Stated exercise — Below are some records. Copy every line in them that holds "rating".

(Collected data)
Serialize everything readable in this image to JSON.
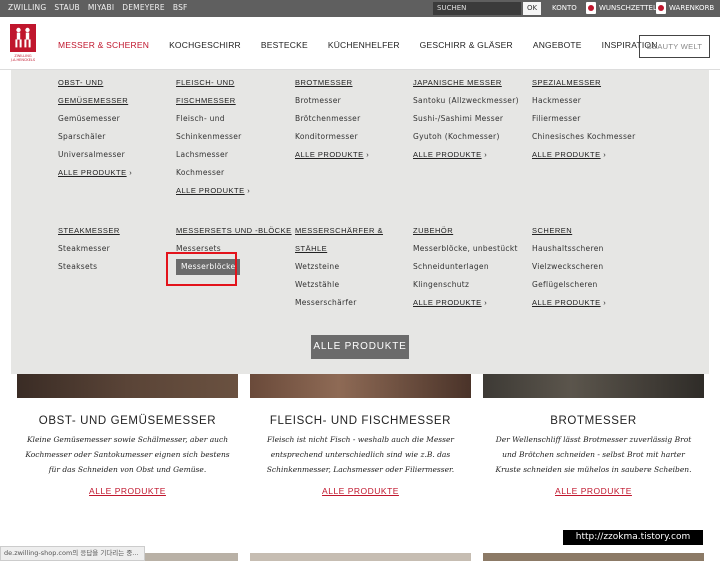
{
  "topbar": {
    "brands": [
      "ZWILLING",
      "STAUB",
      "MIYABI",
      "DEMEYERE",
      "BSF"
    ],
    "search_placeholder": "SUCHEN",
    "ok_label": "OK",
    "konto_label": "KONTO",
    "wishlist_label": "WUNSCHZETTEL",
    "wishlist_count": "0",
    "cart_label": "WARENKORB",
    "cart_count": "0"
  },
  "header": {
    "logo_text": "ZWILLING J.A.HENCKELS",
    "nav": [
      "MESSER & SCHEREN",
      "KOCHGESCHIRR",
      "BESTECKE",
      "KÜCHENHELFER",
      "GESCHIRR & GLÄSER",
      "ANGEBOTE",
      "INSPIRATION"
    ],
    "beauty_label": "BEAUTY WELT"
  },
  "mega_menu": {
    "all_label": "ALLE PRODUKTE",
    "columns_row1": [
      {
        "head": "OBST- UND GEMÜSEMESSER",
        "head_lines": [
          "OBST- UND",
          "GEMÜSEMESSER"
        ],
        "items": [
          "Gemüsemesser",
          "Sparschäler",
          "Universalmesser"
        ],
        "all": "ALLE PRODUKTE"
      },
      {
        "head": "FLEISCH- UND FISCHMESSER",
        "head_lines": [
          "FLEISCH- UND",
          "FISCHMESSER"
        ],
        "items": [
          "Fleisch- und",
          "Schinkenmesser",
          "Lachsmesser",
          "Kochmesser"
        ],
        "all": "ALLE PRODUKTE"
      },
      {
        "head": "BROTMESSER",
        "head_lines": [
          "BROTMESSER"
        ],
        "items": [
          "Brotmesser",
          "Brötchenmesser",
          "Konditormesser"
        ],
        "all": "ALLE PRODUKTE"
      },
      {
        "head": "JAPANISCHE MESSER",
        "head_lines": [
          "JAPANISCHE MESSER"
        ],
        "items": [
          "Santoku (Allzweckmesser)",
          "Sushi-/Sashimi Messer",
          "Gyutoh (Kochmesser)"
        ],
        "all": "ALLE PRODUKTE"
      },
      {
        "head": "SPEZIALMESSER",
        "head_lines": [
          "SPEZIALMESSER"
        ],
        "items": [
          "Hackmesser",
          "Filiermesser",
          "Chinesisches Kochmesser"
        ],
        "all": "ALLE PRODUKTE"
      }
    ],
    "columns_row2": [
      {
        "head_lines": [
          "STEAKMESSER"
        ],
        "items": [
          "Steakmesser",
          "Steaksets"
        ]
      },
      {
        "head_lines": [
          "MESSERSETS UND -BLÖCKE"
        ],
        "items": [
          "Messersets"
        ],
        "highlighted": "Messerblöcke"
      },
      {
        "head_lines": [
          "MESSERSCHÄRFER &",
          "STÄHLE"
        ],
        "items": [
          "Wetzsteine",
          "Wetzstähle",
          "Messerschärfer"
        ]
      },
      {
        "head_lines": [
          "ZUBEHÖR"
        ],
        "items": [
          "Messerblöcke, unbestückt",
          "Schneidunterlagen",
          "Klingenschutz"
        ],
        "all": "ALLE PRODUKTE"
      },
      {
        "head_lines": [
          "SCHEREN"
        ],
        "items": [
          "Haushaltsscheren",
          "Vielzweckscheren",
          "Geflügelscheren"
        ],
        "all": "ALLE PRODUKTE"
      }
    ],
    "button_label": "ALLE PRODUKTE"
  },
  "products": [
    {
      "title": "OBST- UND GEMÜSEMESSER",
      "desc": [
        "Kleine Gemüsemesser sowie Schälmesser, aber auch",
        "Kochmesser oder Santokumesser eignen sich bestens",
        "für das Schneiden von Obst und Gemüse."
      ],
      "link": "ALLE PRODUKTE"
    },
    {
      "title": "FLEISCH- UND FISCHMESSER",
      "desc": [
        "Fleisch ist nicht Fisch - weshalb auch die Messer",
        "entsprechend unterschiedlich sind wie z.B. das",
        "Schinkenmesser, Lachsmesser oder Filiermesser."
      ],
      "link": "ALLE PRODUKTE"
    },
    {
      "title": "BROTMESSER",
      "desc": [
        "Der Wellenschliff lässt Brotmesser zuverlässig Brot",
        "und Brötchen schneiden - selbst Brot mit harter",
        "Kruste schneiden sie mühelos in saubere Scheiben."
      ],
      "link": "ALLE PRODUKTE"
    }
  ],
  "statusbar": "de.zwilling-shop.com의 응답을 기다리는 중...",
  "watermark": "http://zzokma.tistory.com",
  "colors": {
    "accent": "#c0162d",
    "menu_bg": "#e6e6e4",
    "button_bg": "#6b6b6b",
    "highlight_box": "#e3131b"
  }
}
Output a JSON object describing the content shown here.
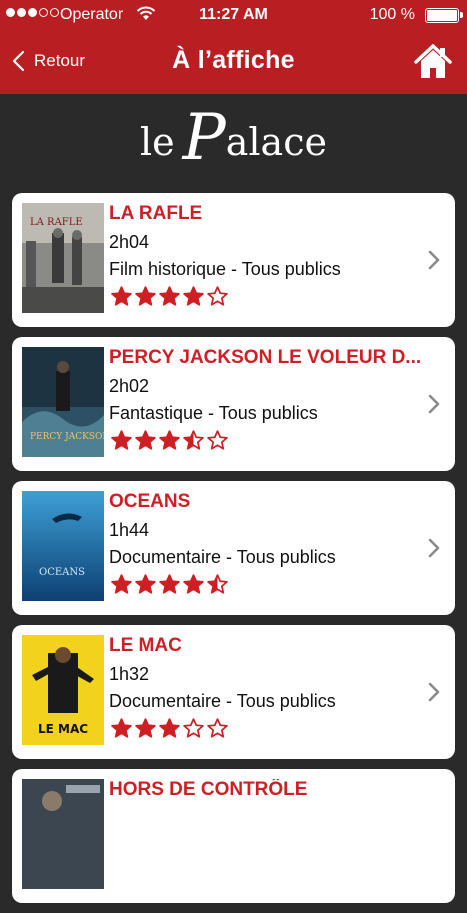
{
  "status_bar": {
    "carrier": "Operator",
    "time": "11:27 AM",
    "battery": "100 %",
    "signal_dots": [
      true,
      true,
      true,
      false,
      false
    ]
  },
  "nav": {
    "back_label": "Retour",
    "title": "À l’affiche",
    "back_icon": "chevron-left-icon",
    "home_icon": "home-icon"
  },
  "logo": {
    "le": "le",
    "p": "P",
    "rest": "alace"
  },
  "colors": {
    "brand_red": "#b81e22",
    "title_red": "#d01e25",
    "background": "#2a2a2a"
  },
  "movies": [
    {
      "title": "LA RAFLE",
      "duration": "2h04",
      "genre": "Film historique - Tous publics",
      "rating": 4,
      "poster_label": "LA RAFLE"
    },
    {
      "title": "PERCY JACKSON LE VOLEUR D...",
      "duration": "2h02",
      "genre": "Fantastique - Tous publics",
      "rating": 3.5,
      "poster_label": "PERCY JACKSON"
    },
    {
      "title": "OCEANS",
      "duration": "1h44",
      "genre": "Documentaire - Tous publics",
      "rating": 4.5,
      "poster_label": "OCEANS"
    },
    {
      "title": "LE MAC",
      "duration": "1h32",
      "genre": "Documentaire - Tous publics",
      "rating": 3,
      "poster_label": "LE MAC"
    },
    {
      "title": "HORS DE CONTRÔLE",
      "duration": "",
      "genre": "",
      "rating": 0,
      "poster_label": ""
    }
  ]
}
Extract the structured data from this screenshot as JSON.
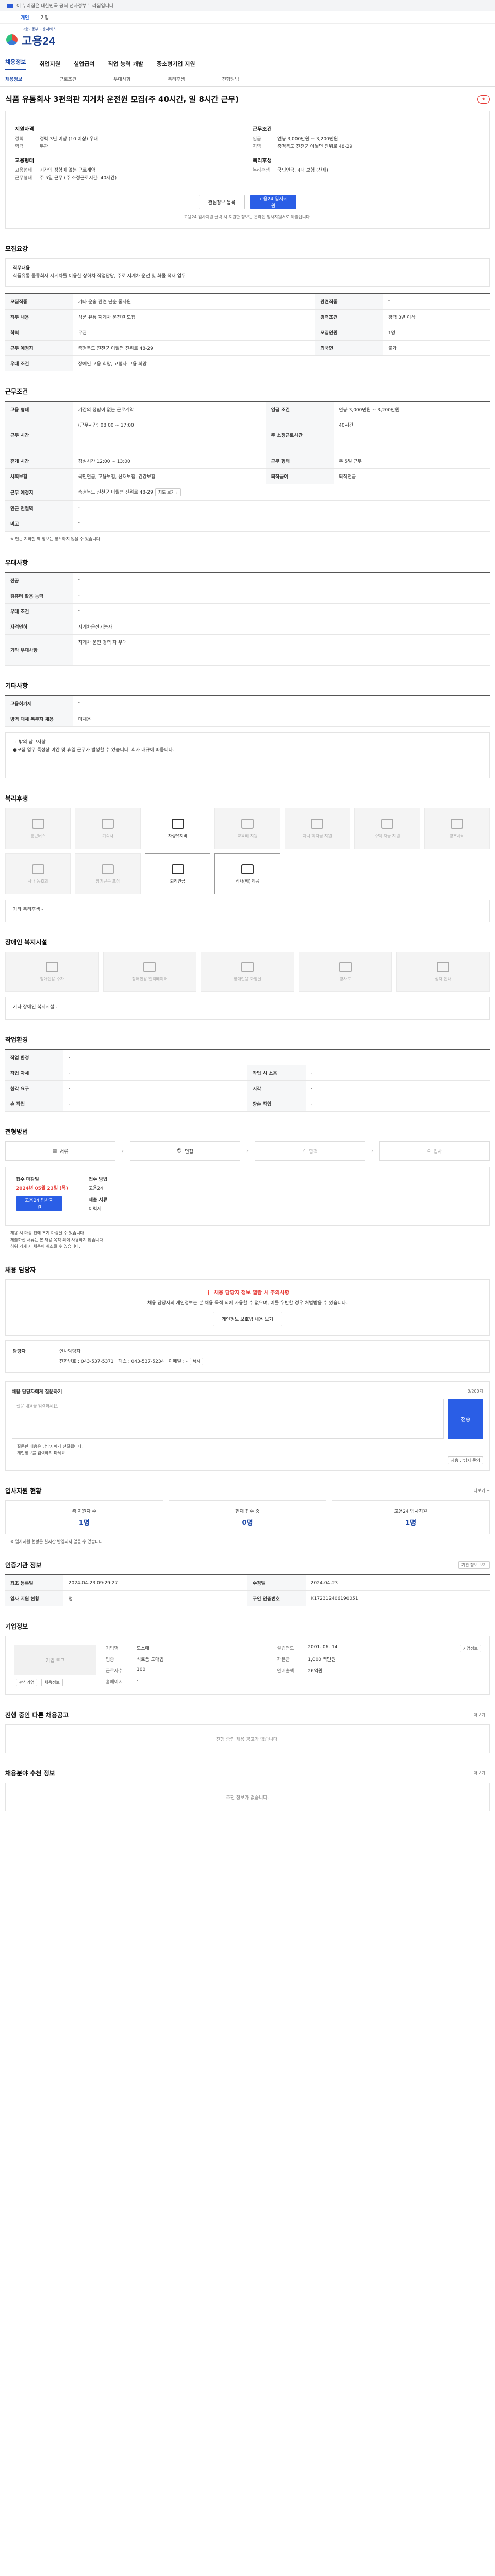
{
  "topbar": {
    "notice": "이 누리집은 대한민국 공식 전자정부 누리집입니다.",
    "toggle": "▼"
  },
  "mode": {
    "a": "개인",
    "b": "기업"
  },
  "logo": {
    "name": "고용24",
    "sub1": "고용노동부 고용서비스",
    "sub2": "통합 플랫폼"
  },
  "gnb": [
    "채용정보",
    "취업지원",
    "실업급여",
    "직업 능력 개발",
    "중소형기업 지원"
  ],
  "subnav": [
    "채용정보",
    "근로조건",
    "우대사항",
    "복리후생",
    "전형방법"
  ],
  "job": {
    "title": "식품 유통회사 3편의판 지게차 운전원 모집(주 40시간, 일 8시간 근무)",
    "scrap": "스크랩"
  },
  "summary": {
    "left": {
      "h1": "지원자격",
      "k1": "경력",
      "v1": "경력 3년 이상 (10 이상) 우대",
      "k2": "학력",
      "v2": "무관",
      "h2": "고용형태",
      "k3": "고용형태",
      "v3": "기간의 정함이 없는 근로계약",
      "k4": "근무형태",
      "v4": "주 5일 근무 (주 소정근로시간: 40시간)"
    },
    "right": {
      "h1": "근무조건",
      "k1": "임금",
      "v1": "연봉 3,000만원 ~ 3,200만원",
      "k2": "지역",
      "v2": "충청북도 진천군 이월면 진위로 48-29",
      "h2": "복리후생",
      "k3": "복리후생",
      "v3": "국민연금, 4대 보험 (산재)"
    }
  },
  "actions": {
    "interest": "관심정보 등록",
    "apply": "고용24 입사지원"
  },
  "actions_note": "고용24 입사지원 클릭 시 지원한 정보는 온라인 입사지원서로 제출됩니다.",
  "s1": {
    "title": "모집요강",
    "box_h": "직무내용",
    "box": "식품유통 물류회사 지게차를 이용한 상하차 작업담당, 주로 지게차 운전 및 화물 적재 업무",
    "rows": [
      [
        "모집직종",
        "기타 운송 관련 단순 종사원",
        "관련직종",
        "-"
      ],
      [
        "직무 내용",
        "식품 유통 지게차 운전원 모집",
        "경력조건",
        "경력 3년 이상"
      ],
      [
        "학력",
        "무관",
        "모집인원",
        "1명"
      ],
      [
        "근무 예정지",
        "충청북도 진천군 이월면 진위로 48-29",
        "외국인",
        "불가"
      ],
      [
        "우대 조건",
        "장애인 고용 희망, 고령자 고용 희망",
        "",
        ""
      ]
    ]
  },
  "s2": {
    "title": "근무조건",
    "rows": [
      [
        "고용 형태",
        "기간의 정함이 없는 근로계약",
        "임금 조건",
        "연봉 3,000만원 ~ 3,200만원"
      ],
      [
        "근무 시간",
        "(근무시간) 08:00 ~ 17:00",
        "주 소정근로시간",
        "40시간"
      ],
      [
        "휴게 시간",
        "점심시간 12:00 ~ 13:00",
        "근무 형태",
        "주 5일 근무"
      ],
      [
        "사회보험",
        "국민연금, 고용보험, 산재보험, 건강보험",
        "퇴직급여",
        "퇴직연금"
      ],
      [
        "근무 예정지",
        "충청북도 진천군 이월면 진위로 48-29",
        "",
        ""
      ],
      [
        "인근 전철역",
        "-",
        "",
        ""
      ],
      [
        "비고",
        "-",
        "",
        ""
      ]
    ],
    "note": "※ 인근 지하철 역 정보는 정확하지 않을 수 있습니다."
  },
  "s3": {
    "title": "우대사항",
    "rows": [
      [
        "전공",
        "-"
      ],
      [
        "컴퓨터 활용 능력",
        "-"
      ],
      [
        "우대 조건",
        "-"
      ],
      [
        "자격면허",
        "지게차운전기능사"
      ],
      [
        "기타 우대사항",
        "지게차 운전 경력 자 우대"
      ]
    ]
  },
  "s4": {
    "title": "기타사항",
    "rows": [
      [
        "고용허가제",
        "-"
      ],
      [
        "병역 대체 복무자 채용",
        "미채용"
      ]
    ],
    "etc": "그 밖의 참고사항\n●모집 업무 특성상 야간 및 휴일 근무가 발생할 수 있습니다. 회사 내규에 따릅니다."
  },
  "s5": {
    "title": "복리후생",
    "items": [
      "통근버스",
      "기숙사",
      "차량유지비",
      "교육비 지원",
      "자녀 학자금 지원",
      "주택 자금 지원",
      "경조사비",
      "사내 동호회",
      "장기근속 포상",
      "퇴직연금",
      "식사(비) 제공"
    ],
    "note": "기타 복리후생 -"
  },
  "s6": {
    "title": "장애인 복지시설",
    "items": [
      "장애인용 주차",
      "장애인용 엘리베이터",
      "장애인용 화장실",
      "경사로",
      "점자 안내"
    ],
    "note": "기타 장애인 복지시설 -"
  },
  "s7": {
    "title": "작업환경",
    "rows": [
      [
        "작업 환경",
        "-",
        "",
        ""
      ],
      [
        "작업 자세",
        "-",
        "작업 시 소음",
        "-"
      ],
      [
        "청각 요구",
        "-",
        "시각",
        "-"
      ],
      [
        "손 작업",
        "-",
        "양손 작업",
        "-"
      ]
    ]
  },
  "s8": {
    "title": "전형방법",
    "steps": [
      "서류",
      "면접",
      "합격",
      "입사"
    ],
    "apply": {
      "k1": "접수 마감일",
      "v1": "2024년 05월 23일 (목)",
      "k2": "접수 방법",
      "v2": "고용24",
      "k3": "제출 서류",
      "v3": "이력서",
      "btn": "고용24 입사지원"
    },
    "notes": [
      "채용 시 마감 전에 조기 마감될 수 있습니다.",
      "제출하신 서류는 본 채용 목적 외에 사용하지 않습니다.",
      "허위 기재 시 채용이 취소될 수 있습니다."
    ]
  },
  "s9": {
    "title": "채용 담당자",
    "warn_h": "❗ 채용 담당자 정보 열람 시 주의사항",
    "warn": "채용 담당자의 개인정보는 본 채용 목적 외에 사용할 수 없으며, 이를 위반할 경우 처벌받을 수 있습니다.",
    "btn": "개인정보 보호법 내용 보기",
    "contact": {
      "k": "담당자",
      "name": "인사담당자",
      "phone": "전화번호 : 043-537-5371",
      "fax": "팩스 : 043-537-5234",
      "email": "이메일 : -",
      "copy": "복사"
    }
  },
  "s10": {
    "title": "채용 담당자에게 질문하기",
    "count": "0/200자",
    "placeholder": "질문 내용을 입력하세요.",
    "send": "전송",
    "notes": [
      "질문한 내용은 담당자에게 전달됩니다.",
      "개인정보를 입력하지 마세요."
    ],
    "btn": "채용 담당자 문의"
  },
  "s11": {
    "title": "입사지원 현황",
    "more": "더보기 +",
    "stats": [
      [
        "총 지원자 수",
        "1명"
      ],
      [
        "현재 접수 중",
        "0명"
      ],
      [
        "고용24 입사지원",
        "1명"
      ]
    ],
    "note": "※ 입사지원 현황은 실시간 반영되지 않을 수 있습니다."
  },
  "s12": {
    "title": "인증기관 정보",
    "btn": "기관 정보 보기",
    "rows": [
      [
        "최초 등록일",
        "2024-04-23 09:29:27",
        "수정일",
        "2024-04-23"
      ],
      [
        "입사 지원 현황",
        "명",
        "구인 인증번호",
        "K172312406190051"
      ]
    ]
  },
  "s13": {
    "title": "기업정보",
    "logo": "기업 로고",
    "rows": [
      [
        "기업명",
        "도소매",
        "설립연도",
        "2001. 06. 14"
      ],
      [
        "업종",
        "식료품 도매업",
        "자본금",
        "1,000 백만원"
      ],
      [
        "근로자수",
        "100",
        "연매출액",
        "26억원"
      ],
      [
        "홈페이지",
        "-",
        "",
        ""
      ]
    ],
    "b1": "관심기업",
    "b2": "채용정보",
    "b3": "기업정보"
  },
  "s14": {
    "title": "진행 중인 다른 채용공고",
    "more": "더보기 +",
    "empty": "진행 중인 채용 공고가 없습니다."
  },
  "s15": {
    "title": "채용분야 추천 정보",
    "more": "더보기 +",
    "empty": "추천 정보가 없습니다."
  }
}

Right answer —
      "rating": 4,
      "rating": 3.5,
      "rating": 4.5,
      "rating": 3,
      "rating": 0,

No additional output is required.